• [Short problem]
Please quote the material exactly, every line of it.

============================================================

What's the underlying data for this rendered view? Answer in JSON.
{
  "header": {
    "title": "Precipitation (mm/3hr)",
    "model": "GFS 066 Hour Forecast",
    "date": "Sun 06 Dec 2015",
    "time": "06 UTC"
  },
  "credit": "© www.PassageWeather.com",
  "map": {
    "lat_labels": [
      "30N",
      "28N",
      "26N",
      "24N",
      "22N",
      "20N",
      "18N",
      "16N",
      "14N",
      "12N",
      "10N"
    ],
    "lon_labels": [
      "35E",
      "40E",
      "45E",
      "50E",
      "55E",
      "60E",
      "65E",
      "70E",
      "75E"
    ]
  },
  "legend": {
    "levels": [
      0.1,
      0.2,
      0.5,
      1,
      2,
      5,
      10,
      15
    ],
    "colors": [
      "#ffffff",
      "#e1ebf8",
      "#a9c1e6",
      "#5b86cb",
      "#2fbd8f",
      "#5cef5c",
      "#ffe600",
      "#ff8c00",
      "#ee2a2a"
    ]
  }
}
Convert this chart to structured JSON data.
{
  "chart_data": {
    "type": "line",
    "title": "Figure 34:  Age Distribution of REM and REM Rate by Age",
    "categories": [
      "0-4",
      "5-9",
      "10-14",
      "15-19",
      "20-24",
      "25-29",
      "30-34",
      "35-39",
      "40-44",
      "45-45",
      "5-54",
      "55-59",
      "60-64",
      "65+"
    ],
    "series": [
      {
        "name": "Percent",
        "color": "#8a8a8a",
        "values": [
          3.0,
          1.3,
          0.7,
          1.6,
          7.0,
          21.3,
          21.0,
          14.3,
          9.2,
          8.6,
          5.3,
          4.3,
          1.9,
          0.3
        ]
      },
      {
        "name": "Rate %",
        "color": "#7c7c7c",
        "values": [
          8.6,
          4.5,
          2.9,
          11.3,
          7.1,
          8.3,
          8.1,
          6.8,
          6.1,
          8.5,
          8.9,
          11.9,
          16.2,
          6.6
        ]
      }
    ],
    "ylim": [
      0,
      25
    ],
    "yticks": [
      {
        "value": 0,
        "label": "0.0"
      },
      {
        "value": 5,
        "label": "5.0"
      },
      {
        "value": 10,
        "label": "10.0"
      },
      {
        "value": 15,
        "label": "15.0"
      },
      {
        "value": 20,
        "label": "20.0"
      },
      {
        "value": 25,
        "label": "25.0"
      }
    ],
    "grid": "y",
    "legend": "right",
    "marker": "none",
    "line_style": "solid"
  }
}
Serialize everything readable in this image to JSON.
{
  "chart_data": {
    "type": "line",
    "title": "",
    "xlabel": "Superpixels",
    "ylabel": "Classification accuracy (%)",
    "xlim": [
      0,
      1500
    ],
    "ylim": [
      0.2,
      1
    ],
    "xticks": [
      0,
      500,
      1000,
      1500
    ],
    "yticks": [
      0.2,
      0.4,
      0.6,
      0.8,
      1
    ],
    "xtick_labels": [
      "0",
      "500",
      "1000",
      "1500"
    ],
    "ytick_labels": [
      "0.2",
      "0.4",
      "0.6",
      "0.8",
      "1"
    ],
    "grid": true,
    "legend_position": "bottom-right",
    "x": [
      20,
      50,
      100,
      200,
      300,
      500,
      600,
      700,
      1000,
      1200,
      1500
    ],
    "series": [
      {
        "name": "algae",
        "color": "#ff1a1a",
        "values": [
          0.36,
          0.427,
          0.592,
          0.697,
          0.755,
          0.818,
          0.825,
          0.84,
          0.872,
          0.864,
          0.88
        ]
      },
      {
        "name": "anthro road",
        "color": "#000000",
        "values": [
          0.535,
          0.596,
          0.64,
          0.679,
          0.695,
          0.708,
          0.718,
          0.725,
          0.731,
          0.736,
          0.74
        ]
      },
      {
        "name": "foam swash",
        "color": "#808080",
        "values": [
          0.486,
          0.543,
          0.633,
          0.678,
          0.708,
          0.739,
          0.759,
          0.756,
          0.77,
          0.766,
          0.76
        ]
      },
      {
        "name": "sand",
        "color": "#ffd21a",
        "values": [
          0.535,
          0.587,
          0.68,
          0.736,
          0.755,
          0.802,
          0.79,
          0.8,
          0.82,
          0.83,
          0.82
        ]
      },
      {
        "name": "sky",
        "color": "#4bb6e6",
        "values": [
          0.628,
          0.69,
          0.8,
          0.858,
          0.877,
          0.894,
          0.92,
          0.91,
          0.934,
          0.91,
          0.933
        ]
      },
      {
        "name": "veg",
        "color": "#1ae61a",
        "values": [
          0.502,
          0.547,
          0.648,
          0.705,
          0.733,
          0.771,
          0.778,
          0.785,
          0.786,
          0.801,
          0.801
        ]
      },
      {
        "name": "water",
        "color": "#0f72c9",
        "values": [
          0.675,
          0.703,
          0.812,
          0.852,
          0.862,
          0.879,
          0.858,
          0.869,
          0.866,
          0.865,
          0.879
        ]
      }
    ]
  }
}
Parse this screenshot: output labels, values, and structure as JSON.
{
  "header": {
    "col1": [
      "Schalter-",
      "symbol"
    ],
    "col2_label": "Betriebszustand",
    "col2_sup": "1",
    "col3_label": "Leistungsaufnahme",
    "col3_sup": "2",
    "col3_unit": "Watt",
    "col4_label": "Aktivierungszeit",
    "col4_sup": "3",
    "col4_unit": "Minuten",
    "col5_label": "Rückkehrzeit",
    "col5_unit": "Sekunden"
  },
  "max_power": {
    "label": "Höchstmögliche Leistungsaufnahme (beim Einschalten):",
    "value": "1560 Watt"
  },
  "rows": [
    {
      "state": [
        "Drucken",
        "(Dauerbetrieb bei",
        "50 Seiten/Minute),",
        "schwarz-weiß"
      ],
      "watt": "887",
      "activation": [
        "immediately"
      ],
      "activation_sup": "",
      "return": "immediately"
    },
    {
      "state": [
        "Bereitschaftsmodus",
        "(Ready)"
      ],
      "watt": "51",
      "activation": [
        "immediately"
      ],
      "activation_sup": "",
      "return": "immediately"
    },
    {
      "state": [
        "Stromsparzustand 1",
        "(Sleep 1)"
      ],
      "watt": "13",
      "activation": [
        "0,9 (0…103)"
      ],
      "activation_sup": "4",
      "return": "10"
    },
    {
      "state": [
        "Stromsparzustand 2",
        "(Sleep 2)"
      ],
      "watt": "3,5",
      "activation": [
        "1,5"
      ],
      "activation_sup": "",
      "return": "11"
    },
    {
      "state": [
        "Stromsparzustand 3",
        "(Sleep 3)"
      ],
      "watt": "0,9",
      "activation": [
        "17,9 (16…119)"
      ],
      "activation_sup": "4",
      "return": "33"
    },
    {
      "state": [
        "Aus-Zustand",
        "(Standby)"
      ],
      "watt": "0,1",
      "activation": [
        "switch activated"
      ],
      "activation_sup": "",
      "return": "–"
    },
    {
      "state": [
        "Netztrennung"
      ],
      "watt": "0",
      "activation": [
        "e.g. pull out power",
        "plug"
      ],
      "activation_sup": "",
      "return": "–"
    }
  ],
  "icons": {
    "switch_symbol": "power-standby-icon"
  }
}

============================================================

• [Result]
What's the underlying data for this rendered view? Answer in JSON.
{
  "header": {
    "title": "Precipitation (mm/3hr)",
    "model": "GFS 066 Hour Forecast",
    "date": "Sun 06 Dec 2015",
    "time": "06 UTC"
  },
  "credit": "© www.PassageWeather.com",
  "map": {
    "lat_labels": [
      "30N",
      "28N",
      "26N",
      "24N",
      "22N",
      "20N",
      "18N",
      "16N",
      "14N",
      "12N",
      "10N"
    ],
    "lon_labels": [
      "35E",
      "40E",
      "45E",
      "50E",
      "55E",
      "60E",
      "65E",
      "70E",
      "75E"
    ]
  },
  "legend": {
    "levels": [
      0.1,
      0.2,
      0.5,
      1,
      2,
      5,
      10,
      15
    ],
    "colors": [
      "#ffffff",
      "#e1ebf8",
      "#a9c1e6",
      "#5b86cb",
      "#2fbd8f",
      "#5cef5c",
      "#ffe600",
      "#ff8c00",
      "#ee2a2a"
    ]
  }
}
Convert this chart to structured JSON data.
{
  "chart_data": {
    "type": "line",
    "title": "Figure 34:  Age Distribution of REM and REM Rate by Age",
    "categories": [
      "0-4",
      "5-9",
      "10-14",
      "15-19",
      "20-24",
      "25-29",
      "30-34",
      "35-39",
      "40-44",
      "45-45",
      "5-54",
      "55-59",
      "60-64",
      "65+"
    ],
    "series": [
      {
        "name": "Percent",
        "color": "#8a8a8a",
        "values": [
          3.0,
          1.3,
          0.7,
          1.6,
          7.0,
          21.3,
          21.0,
          14.3,
          9.2,
          8.6,
          5.3,
          4.3,
          1.9,
          0.3
        ]
      },
      {
        "name": "Rate %",
        "color": "#7c7c7c",
        "values": [
          8.6,
          4.5,
          2.9,
          11.3,
          7.1,
          8.3,
          8.1,
          6.8,
          6.1,
          8.5,
          8.9,
          11.9,
          16.2,
          6.6
        ]
      }
    ],
    "ylim": [
      0,
      25
    ],
    "yticks": [
      {
        "value": 0,
        "label": "0.0"
      },
      {
        "value": 5,
        "label": "5.0"
      },
      {
        "value": 10,
        "label": "10.0"
      },
      {
        "value": 15,
        "label": "15.0"
      },
      {
        "value": 20,
        "label": "20.0"
      },
      {
        "value": 25,
        "label": "25.0"
      }
    ],
    "grid": "y",
    "legend": "right",
    "marker": "none",
    "line_style": "solid"
  }
}
Serialize everything readable in this image to JSON.
{
  "chart_data": {
    "type": "line",
    "title": "",
    "xlabel": "Superpixels",
    "ylabel": "Classification accuracy (%)",
    "xlim": [
      0,
      1500
    ],
    "ylim": [
      0.2,
      1
    ],
    "xticks": [
      0,
      500,
      1000,
      1500
    ],
    "yticks": [
      0.2,
      0.4,
      0.6,
      0.8,
      1
    ],
    "xtick_labels": [
      "0",
      "500",
      "1000",
      "1500"
    ],
    "ytick_labels": [
      "0.2",
      "0.4",
      "0.6",
      "0.8",
      "1"
    ],
    "grid": true,
    "legend_position": "bottom-right",
    "x": [
      20,
      50,
      100,
      200,
      300,
      500,
      600,
      700,
      1000,
      1200,
      1500
    ],
    "series": [
      {
        "name": "algae",
        "color": "#ff1a1a",
        "values": [
          0.36,
          0.427,
          0.592,
          0.697,
          0.755,
          0.818,
          0.825,
          0.84,
          0.872,
          0.864,
          0.88
        ]
      },
      {
        "name": "anthro road",
        "color": "#000000",
        "values": [
          0.535,
          0.596,
          0.64,
          0.679,
          0.695,
          0.708,
          0.718,
          0.725,
          0.731,
          0.736,
          0.74
        ]
      },
      {
        "name": "foam swash",
        "color": "#808080",
        "values": [
          0.486,
          0.543,
          0.633,
          0.678,
          0.708,
          0.739,
          0.759,
          0.756,
          0.77,
          0.766,
          0.76
        ]
      },
      {
        "name": "sand",
        "color": "#ffd21a",
        "values": [
          0.535,
          0.587,
          0.68,
          0.736,
          0.755,
          0.802,
          0.79,
          0.8,
          0.82,
          0.83,
          0.82
        ]
      },
      {
        "name": "sky",
        "color": "#4bb6e6",
        "values": [
          0.628,
          0.69,
          0.8,
          0.858,
          0.877,
          0.894,
          0.92,
          0.91,
          0.934,
          0.91,
          0.933
        ]
      },
      {
        "name": "veg",
        "color": "#1ae61a",
        "values": [
          0.502,
          0.547,
          0.648,
          0.705,
          0.733,
          0.771,
          0.778,
          0.785,
          0.786,
          0.801,
          0.801
        ]
      },
      {
        "name": "water",
        "color": "#0f72c9",
        "values": [
          0.675,
          0.703,
          0.812,
          0.852,
          0.862,
          0.879,
          0.858,
          0.869,
          0.866,
          0.865,
          0.879
        ]
      }
    ]
  }
}
Parse this screenshot: output labels, values, and structure as JSON.
{
  "header": {
    "col1": [
      "Schalter-",
      "symbol"
    ],
    "col2_label": "Betriebszustand",
    "col2_sup": "1",
    "col3_label": "Leistungsaufnahme",
    "col3_sup": "2",
    "col3_unit": "Watt",
    "col4_label": "Aktivierungszeit",
    "col4_sup": "3",
    "col4_unit": "Minuten",
    "col5_label": "Rückkehrzeit",
    "col5_unit": "Sekunden"
  },
  "max_power": {
    "label": "Höchstmögliche Leistungsaufnahme (beim Einschalten):",
    "value": "1560 Watt"
  },
  "rows": [
    {
      "state": [
        "Drucken",
        "(Dauerbetrieb bei",
        "50 Seiten/Minute),",
        "schwarz-weiß"
      ],
      "watt": "887",
      "activation": [
        "immediately"
      ],
      "activation_sup": "",
      "return": "immediately"
    },
    {
      "state": [
        "Bereitschaftsmodus",
        "(Ready)"
      ],
      "watt": "51",
      "activation": [
        "immediately"
      ],
      "activation_sup": "",
      "return": "immediately"
    },
    {
      "state": [
        "Stromsparzustand 1",
        "(Sleep 1)"
      ],
      "watt": "13",
      "activation": [
        "0,9 (0…103)"
      ],
      "activation_sup": "4",
      "return": "10"
    },
    {
      "state": [
        "Stromsparzustand 2",
        "(Sleep 2)"
      ],
      "watt": "3,5",
      "activation": [
        "1,5"
      ],
      "activation_sup": "",
      "return": "11"
    },
    {
      "state": [
        "Stromsparzustand 3",
        "(Sleep 3)"
      ],
      "watt": "0,9",
      "activation": [
        "17,9 (16…119)"
      ],
      "activation_sup": "4",
      "return": "33"
    },
    {
      "state": [
        "Aus-Zustand",
        "(Standby)"
      ],
      "watt": "0,1",
      "activation": [
        "switch activated"
      ],
      "activation_sup": "",
      "return": "–"
    },
    {
      "state": [
        "Netztrennung"
      ],
      "watt": "0",
      "activation": [
        "e.g. pull out power",
        "plug"
      ],
      "activation_sup": "",
      "return": "–"
    }
  ],
  "icons": {
    "switch_symbol": "power-standby-icon"
  }
}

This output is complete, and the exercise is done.